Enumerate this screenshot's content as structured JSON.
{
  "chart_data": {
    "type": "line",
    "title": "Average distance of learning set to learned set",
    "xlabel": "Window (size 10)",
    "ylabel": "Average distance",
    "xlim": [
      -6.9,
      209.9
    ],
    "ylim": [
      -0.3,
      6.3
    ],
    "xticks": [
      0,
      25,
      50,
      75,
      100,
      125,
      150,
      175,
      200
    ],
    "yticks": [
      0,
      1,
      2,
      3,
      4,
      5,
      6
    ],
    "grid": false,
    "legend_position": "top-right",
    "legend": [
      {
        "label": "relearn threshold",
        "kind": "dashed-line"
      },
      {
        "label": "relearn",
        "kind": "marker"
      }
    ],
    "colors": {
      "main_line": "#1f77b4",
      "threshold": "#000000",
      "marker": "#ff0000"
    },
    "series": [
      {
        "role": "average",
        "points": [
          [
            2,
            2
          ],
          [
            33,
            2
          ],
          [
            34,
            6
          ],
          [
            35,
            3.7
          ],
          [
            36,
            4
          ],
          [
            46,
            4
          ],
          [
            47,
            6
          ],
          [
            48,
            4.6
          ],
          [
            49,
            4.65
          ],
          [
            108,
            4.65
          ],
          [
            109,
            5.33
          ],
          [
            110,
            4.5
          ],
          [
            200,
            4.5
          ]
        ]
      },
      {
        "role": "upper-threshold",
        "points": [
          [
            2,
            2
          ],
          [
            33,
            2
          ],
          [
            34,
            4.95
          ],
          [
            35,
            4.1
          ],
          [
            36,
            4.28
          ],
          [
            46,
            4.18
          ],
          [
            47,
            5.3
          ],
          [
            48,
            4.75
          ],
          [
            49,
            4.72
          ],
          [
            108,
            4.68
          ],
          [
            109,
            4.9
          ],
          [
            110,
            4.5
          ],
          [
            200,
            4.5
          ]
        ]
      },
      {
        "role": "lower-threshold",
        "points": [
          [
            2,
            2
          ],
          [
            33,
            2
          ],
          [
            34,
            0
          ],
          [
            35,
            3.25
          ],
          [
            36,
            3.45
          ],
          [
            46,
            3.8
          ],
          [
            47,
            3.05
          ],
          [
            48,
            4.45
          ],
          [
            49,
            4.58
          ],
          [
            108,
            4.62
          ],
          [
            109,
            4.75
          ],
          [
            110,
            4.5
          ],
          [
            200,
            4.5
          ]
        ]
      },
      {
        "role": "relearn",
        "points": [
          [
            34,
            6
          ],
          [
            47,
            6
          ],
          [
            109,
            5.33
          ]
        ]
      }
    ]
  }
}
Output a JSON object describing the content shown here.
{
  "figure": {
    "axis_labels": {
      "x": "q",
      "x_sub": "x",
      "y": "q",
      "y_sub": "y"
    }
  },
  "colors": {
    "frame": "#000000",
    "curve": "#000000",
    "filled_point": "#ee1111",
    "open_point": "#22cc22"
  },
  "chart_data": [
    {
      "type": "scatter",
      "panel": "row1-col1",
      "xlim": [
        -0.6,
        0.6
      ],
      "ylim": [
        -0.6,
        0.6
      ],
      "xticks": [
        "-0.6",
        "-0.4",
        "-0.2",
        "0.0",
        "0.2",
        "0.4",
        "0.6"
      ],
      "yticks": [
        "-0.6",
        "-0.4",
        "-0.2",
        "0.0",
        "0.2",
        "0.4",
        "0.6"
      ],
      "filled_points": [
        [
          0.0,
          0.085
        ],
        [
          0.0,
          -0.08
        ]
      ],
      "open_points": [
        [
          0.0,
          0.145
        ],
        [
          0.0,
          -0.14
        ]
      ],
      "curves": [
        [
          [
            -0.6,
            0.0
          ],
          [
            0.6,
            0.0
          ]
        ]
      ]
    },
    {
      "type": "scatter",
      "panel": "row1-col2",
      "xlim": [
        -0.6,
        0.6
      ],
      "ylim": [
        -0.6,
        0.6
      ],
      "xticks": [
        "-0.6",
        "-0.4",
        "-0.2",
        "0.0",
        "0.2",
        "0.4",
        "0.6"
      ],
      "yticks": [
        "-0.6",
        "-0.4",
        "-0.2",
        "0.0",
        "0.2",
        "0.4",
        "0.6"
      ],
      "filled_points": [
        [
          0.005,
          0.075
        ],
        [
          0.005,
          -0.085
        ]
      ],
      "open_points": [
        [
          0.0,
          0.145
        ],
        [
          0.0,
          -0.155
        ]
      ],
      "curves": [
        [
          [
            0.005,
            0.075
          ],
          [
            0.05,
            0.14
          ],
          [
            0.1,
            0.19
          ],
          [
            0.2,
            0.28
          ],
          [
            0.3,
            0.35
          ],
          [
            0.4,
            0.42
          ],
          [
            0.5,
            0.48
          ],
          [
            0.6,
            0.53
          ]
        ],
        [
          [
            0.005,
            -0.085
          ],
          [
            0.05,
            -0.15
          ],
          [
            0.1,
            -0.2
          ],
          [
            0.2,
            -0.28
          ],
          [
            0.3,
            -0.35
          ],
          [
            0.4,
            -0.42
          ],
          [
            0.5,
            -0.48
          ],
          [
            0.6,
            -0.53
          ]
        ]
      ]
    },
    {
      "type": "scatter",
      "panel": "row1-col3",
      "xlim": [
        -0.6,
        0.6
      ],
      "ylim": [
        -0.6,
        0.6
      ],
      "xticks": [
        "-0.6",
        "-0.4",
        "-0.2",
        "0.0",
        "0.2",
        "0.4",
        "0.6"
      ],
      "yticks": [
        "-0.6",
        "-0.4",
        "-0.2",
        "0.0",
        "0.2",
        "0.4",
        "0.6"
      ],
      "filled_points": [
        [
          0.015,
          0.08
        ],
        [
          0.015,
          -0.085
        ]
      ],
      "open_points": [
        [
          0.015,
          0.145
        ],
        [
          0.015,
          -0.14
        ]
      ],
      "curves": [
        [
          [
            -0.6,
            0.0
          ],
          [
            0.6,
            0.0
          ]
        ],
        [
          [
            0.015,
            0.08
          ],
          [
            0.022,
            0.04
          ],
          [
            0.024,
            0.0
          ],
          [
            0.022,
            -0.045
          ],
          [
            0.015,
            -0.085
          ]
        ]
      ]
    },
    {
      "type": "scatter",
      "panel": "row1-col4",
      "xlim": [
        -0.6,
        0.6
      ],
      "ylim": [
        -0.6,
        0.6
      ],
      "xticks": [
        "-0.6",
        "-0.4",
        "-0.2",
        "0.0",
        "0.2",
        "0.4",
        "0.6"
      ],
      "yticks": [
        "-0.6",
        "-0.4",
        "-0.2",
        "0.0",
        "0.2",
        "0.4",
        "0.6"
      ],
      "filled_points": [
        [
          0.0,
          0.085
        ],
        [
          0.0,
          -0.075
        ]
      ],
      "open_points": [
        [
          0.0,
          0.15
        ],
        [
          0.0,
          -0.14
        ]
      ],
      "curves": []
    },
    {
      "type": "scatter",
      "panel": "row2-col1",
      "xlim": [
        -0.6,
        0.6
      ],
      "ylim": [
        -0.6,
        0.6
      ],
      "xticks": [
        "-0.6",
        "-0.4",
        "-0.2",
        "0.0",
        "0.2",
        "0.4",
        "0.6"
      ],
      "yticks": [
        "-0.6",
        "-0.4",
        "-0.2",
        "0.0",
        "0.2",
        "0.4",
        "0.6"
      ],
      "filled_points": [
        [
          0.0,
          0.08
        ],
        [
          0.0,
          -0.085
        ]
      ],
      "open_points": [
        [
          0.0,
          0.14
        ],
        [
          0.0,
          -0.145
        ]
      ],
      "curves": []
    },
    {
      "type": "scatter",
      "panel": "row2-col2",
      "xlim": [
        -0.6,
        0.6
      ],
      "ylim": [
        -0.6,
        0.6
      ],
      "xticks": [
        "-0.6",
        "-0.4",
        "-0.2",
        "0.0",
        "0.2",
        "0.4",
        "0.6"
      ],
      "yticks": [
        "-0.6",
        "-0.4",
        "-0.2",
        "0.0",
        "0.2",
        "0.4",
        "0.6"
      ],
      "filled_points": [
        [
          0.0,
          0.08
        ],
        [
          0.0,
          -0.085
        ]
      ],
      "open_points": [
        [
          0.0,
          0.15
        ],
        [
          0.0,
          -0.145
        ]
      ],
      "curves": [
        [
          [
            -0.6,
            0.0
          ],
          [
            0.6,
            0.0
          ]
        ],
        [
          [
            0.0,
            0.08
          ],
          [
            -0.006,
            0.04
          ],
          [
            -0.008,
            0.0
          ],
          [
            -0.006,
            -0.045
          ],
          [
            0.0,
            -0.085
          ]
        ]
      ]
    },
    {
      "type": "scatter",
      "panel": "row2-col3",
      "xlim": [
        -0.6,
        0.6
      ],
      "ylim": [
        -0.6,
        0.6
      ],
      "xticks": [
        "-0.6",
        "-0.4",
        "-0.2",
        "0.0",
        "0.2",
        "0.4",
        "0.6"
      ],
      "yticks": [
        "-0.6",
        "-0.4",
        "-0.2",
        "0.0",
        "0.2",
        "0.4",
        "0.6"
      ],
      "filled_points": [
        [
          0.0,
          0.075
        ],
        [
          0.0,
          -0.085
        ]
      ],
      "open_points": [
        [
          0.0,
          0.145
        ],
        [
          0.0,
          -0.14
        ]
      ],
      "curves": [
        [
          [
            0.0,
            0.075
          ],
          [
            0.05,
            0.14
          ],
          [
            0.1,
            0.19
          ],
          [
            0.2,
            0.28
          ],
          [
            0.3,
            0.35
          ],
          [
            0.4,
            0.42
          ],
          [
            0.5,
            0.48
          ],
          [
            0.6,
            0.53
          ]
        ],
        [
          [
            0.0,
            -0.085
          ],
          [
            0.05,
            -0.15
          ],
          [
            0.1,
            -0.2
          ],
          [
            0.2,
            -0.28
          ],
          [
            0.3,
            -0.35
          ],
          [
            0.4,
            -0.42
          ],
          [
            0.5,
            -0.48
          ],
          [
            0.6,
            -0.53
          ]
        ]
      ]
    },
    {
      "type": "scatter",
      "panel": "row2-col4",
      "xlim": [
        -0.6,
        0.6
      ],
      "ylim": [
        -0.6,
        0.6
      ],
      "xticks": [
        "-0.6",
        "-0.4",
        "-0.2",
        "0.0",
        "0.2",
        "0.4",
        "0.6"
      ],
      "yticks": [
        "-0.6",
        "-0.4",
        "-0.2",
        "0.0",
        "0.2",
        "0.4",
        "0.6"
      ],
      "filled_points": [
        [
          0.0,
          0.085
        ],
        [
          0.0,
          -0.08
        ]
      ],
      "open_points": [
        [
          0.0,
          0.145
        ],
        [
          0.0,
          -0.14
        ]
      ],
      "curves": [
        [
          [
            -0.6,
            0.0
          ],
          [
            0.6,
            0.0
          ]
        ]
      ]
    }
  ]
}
■ ■ ■ ■ ■
[EXERCISE REQUIREMENTS] Lines from the records above that hold "panel" are the ones to list.

[COMPLETE RESPONSE]
      "panel": "row1-col1",
      "panel": "row1-col2",
      "panel": "row1-col3",
      "panel": "row1-col4",
      "panel": "row2-col1",
      "panel": "row2-col2",
      "panel": "row2-col3",
      "panel": "row2-col4",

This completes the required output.